◆ WORK TO COMPLETE ◆
Single out each line with the word "trillion" and copy it.

◆ INPUT RECORDS ◆
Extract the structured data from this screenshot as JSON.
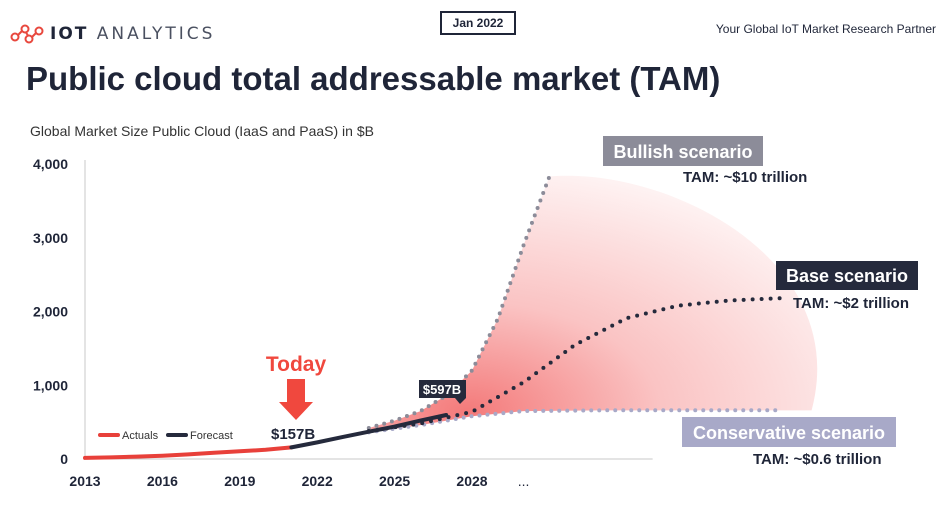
{
  "header": {
    "logo_text_bold": "IOT",
    "logo_text_light": "ANALYTICS",
    "date": "Jan 2022",
    "partner": "Your Global IoT Market Research Partner"
  },
  "colors": {
    "actuals": "#e8403a",
    "forecast": "#252a3c",
    "bullish": "#8c8c99",
    "conservative": "#a8a9c8",
    "fan": "#f47a7a",
    "today": "#f0483e"
  },
  "chart_data": {
    "type": "line",
    "title": "Public cloud total addressable market (TAM)",
    "subtitle": "Global Market Size Public Cloud (IaaS and PaaS) in $B",
    "x_tick_labels": [
      "2013",
      "2016",
      "2019",
      "2022",
      "2025",
      "2028",
      "..."
    ],
    "ylim": [
      0,
      4000
    ],
    "y_ticks": [
      0,
      1000,
      2000,
      3000,
      4000
    ],
    "y_tick_labels": [
      "0",
      "1,000",
      "2,000",
      "3,000",
      "4,000"
    ],
    "grid": false,
    "legend_position": "bottom-left",
    "legend": [
      "Actuals",
      "Forecast"
    ],
    "series": [
      {
        "name": "Actuals",
        "style": "solid",
        "x": [
          2013,
          2014,
          2015,
          2016,
          2017,
          2018,
          2019,
          2020,
          2021
        ],
        "y": [
          15,
          22,
          32,
          45,
          62,
          85,
          105,
          125,
          157
        ]
      },
      {
        "name": "Forecast",
        "style": "solid",
        "x": [
          2021,
          2022,
          2023,
          2024,
          2025,
          2026,
          2027
        ],
        "y": [
          157,
          225,
          300,
          370,
          440,
          520,
          597
        ]
      },
      {
        "style": "dotted",
        "x": [
          2024,
          2025,
          2026,
          2027,
          2028,
          2029,
          2030,
          2031
        ],
        "y": [
          420,
          520,
          650,
          860,
          1200,
          1900,
          2900,
          3830
        ]
      },
      {
        "style": "dotted",
        "x": [
          2024,
          2026,
          2028,
          2030,
          2032,
          2034,
          2036,
          2038,
          2040
        ],
        "y": [
          380,
          480,
          640,
          1040,
          1550,
          1910,
          2080,
          2150,
          2180
        ]
      },
      {
        "style": "dotted",
        "x": [
          2024,
          2026,
          2028,
          2030,
          2033,
          2036,
          2040
        ],
        "y": [
          360,
          460,
          580,
          650,
          660,
          660,
          660
        ]
      }
    ],
    "annotations": {
      "today_label": "Today",
      "actual_value": "$157B",
      "forecast_value": "$597B",
      "bullish_label": "Bullish scenario",
      "bullish_tam": "TAM: ~$10 trillion",
      "base_label": "Base scenario",
      "base_tam": "TAM: ~$2 trillion",
      "conservative_label": "Conservative scenario",
      "conservative_tam": "TAM: ~$0.6 trillion"
    }
  }
}
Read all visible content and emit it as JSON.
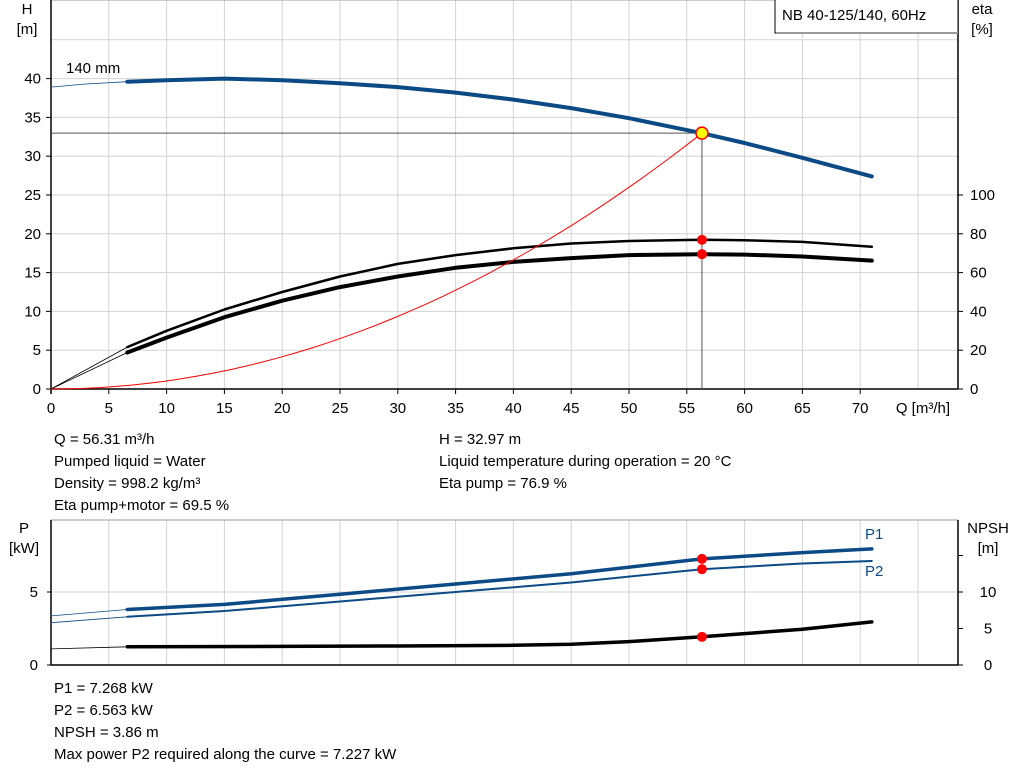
{
  "chart_data": [
    {
      "type": "line",
      "title": "NB 40-125/140, 60Hz",
      "xlabel": "Q [m³/h]",
      "ylabel_left": "H\n[m]",
      "ylabel_right": "eta\n[%]",
      "xlim": [
        0,
        78
      ],
      "ylim_left": [
        0,
        50
      ],
      "ylim_right": [
        0,
        200
      ],
      "grid": true,
      "x_ticks": [
        0,
        5,
        10,
        15,
        20,
        25,
        30,
        35,
        40,
        45,
        50,
        55,
        60,
        65,
        70
      ],
      "y_ticks_left": [
        0,
        5,
        10,
        15,
        20,
        25,
        30,
        35,
        40
      ],
      "y_ticks_right": [
        0,
        20,
        40,
        60,
        80,
        100
      ],
      "curve_label": "140 mm",
      "series": [
        {
          "key": "head",
          "axis": "left",
          "color": "#0b4a84",
          "extrapolated": {
            "x": [
              0,
              3,
              6.6
            ],
            "y": [
              38.9,
              39.3,
              39.6
            ]
          },
          "x": [
            6.6,
            10,
            15,
            20,
            25,
            30,
            35,
            40,
            45,
            50,
            56.31,
            60,
            65,
            71
          ],
          "y": [
            39.6,
            39.8,
            40.0,
            39.8,
            39.4,
            38.9,
            38.2,
            37.3,
            36.2,
            34.9,
            32.97,
            31.7,
            29.8,
            27.4
          ]
        },
        {
          "key": "eta_pump",
          "axis": "right",
          "color": "#000000",
          "extrapolated": {
            "x": [
              0,
              6.6
            ],
            "y": [
              0,
              21.6
            ]
          },
          "x": [
            6.6,
            10,
            15,
            20,
            25,
            30,
            35,
            40,
            45,
            50,
            56.31,
            60,
            65,
            71
          ],
          "y": [
            21.6,
            30,
            41,
            50,
            58,
            64.5,
            69,
            72.5,
            75,
            76.3,
            76.9,
            76.7,
            75.8,
            73.3
          ]
        },
        {
          "key": "eta_pump_motor",
          "axis": "right",
          "color": "#000000",
          "extrapolated": {
            "x": [
              0,
              6.6
            ],
            "y": [
              0,
              18.8
            ]
          },
          "x": [
            6.6,
            10,
            15,
            20,
            25,
            30,
            35,
            40,
            45,
            50,
            56.31,
            60,
            65,
            71
          ],
          "y": [
            18.8,
            26.5,
            37,
            45.5,
            52.5,
            58,
            62.5,
            65.5,
            67.5,
            69,
            69.5,
            69.3,
            68.3,
            66.2
          ]
        },
        {
          "key": "system_curve",
          "axis": "left",
          "color": "#ff0000",
          "quadratic_through": [
            56.31,
            32.97
          ]
        }
      ],
      "duty_point": {
        "Q": 56.31,
        "H": 32.97,
        "eta_pump": 76.9,
        "eta_pump_motor": 69.5
      }
    },
    {
      "type": "line",
      "xlim": [
        0,
        78
      ],
      "ylabel_left": "P\n[kW]",
      "ylabel_right": "NPSH\n[m]",
      "ylim_left": [
        0,
        9.9
      ],
      "ylim_right": [
        0,
        19.8
      ],
      "grid": true,
      "y_ticks_left": [
        0,
        5
      ],
      "y_ticks_right": [
        0,
        5,
        10,
        15
      ],
      "y_tick_labels_right": [
        "0",
        "5",
        "10",
        ""
      ],
      "series": [
        {
          "name": "P1",
          "axis": "left",
          "color": "#0b4a84",
          "extrapolated": {
            "x": [
              0,
              6.6
            ],
            "y": [
              3.36,
              3.8
            ]
          },
          "x": [
            6.6,
            15,
            25,
            35,
            45,
            56.31,
            65,
            71
          ],
          "y": [
            3.8,
            4.15,
            4.85,
            5.55,
            6.25,
            7.268,
            7.7,
            7.95
          ]
        },
        {
          "name": "P2",
          "axis": "left",
          "color": "#0b4a84",
          "extrapolated": {
            "x": [
              0,
              6.6
            ],
            "y": [
              2.9,
              3.3
            ]
          },
          "x": [
            6.6,
            15,
            25,
            35,
            45,
            56.31,
            65,
            71
          ],
          "y": [
            3.3,
            3.7,
            4.35,
            5.0,
            5.65,
            6.563,
            6.95,
            7.12
          ]
        },
        {
          "key": "npsh",
          "axis": "right",
          "color": "#000000",
          "extrapolated": {
            "x": [
              0,
              6.6
            ],
            "y": [
              2.2,
              2.5
            ]
          },
          "x": [
            6.6,
            20,
            30,
            40,
            45,
            50,
            56.31,
            60,
            65,
            71
          ],
          "y": [
            2.5,
            2.55,
            2.6,
            2.7,
            2.85,
            3.2,
            3.86,
            4.3,
            4.9,
            5.9
          ]
        }
      ],
      "duty_point": {
        "Q": 56.31,
        "P1": 7.268,
        "P2": 6.563,
        "NPSH": 3.86
      }
    }
  ],
  "info_top": {
    "left": [
      "Q = 56.31 m³/h",
      "Pumped liquid = Water",
      "Density = 998.2 kg/m³",
      "Eta pump+motor = 69.5 %"
    ],
    "right": [
      "H = 32.97 m",
      "Liquid temperature during operation = 20 °C",
      "Eta pump = 76.9 %"
    ]
  },
  "info_bottom": [
    "P1 = 7.268 kW",
    "P2 = 6.563 kW",
    "NPSH = 3.86 m",
    "Max power P2 required along the curve = 7.227 kW"
  ],
  "colors": {
    "head": "#0b4a84",
    "system": "#ff0000",
    "duty_point_fill": "#ffff00",
    "marker": "#ff0000",
    "grid": "#d3d3d3"
  }
}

◆ WRITTEN ANSWER ◆
      "bullish_tam": "TAM: ~$10 trillion",
      "base_tam": "TAM: ~$2 trillion",
      "conservative_tam": "TAM: ~$0.6 trillion"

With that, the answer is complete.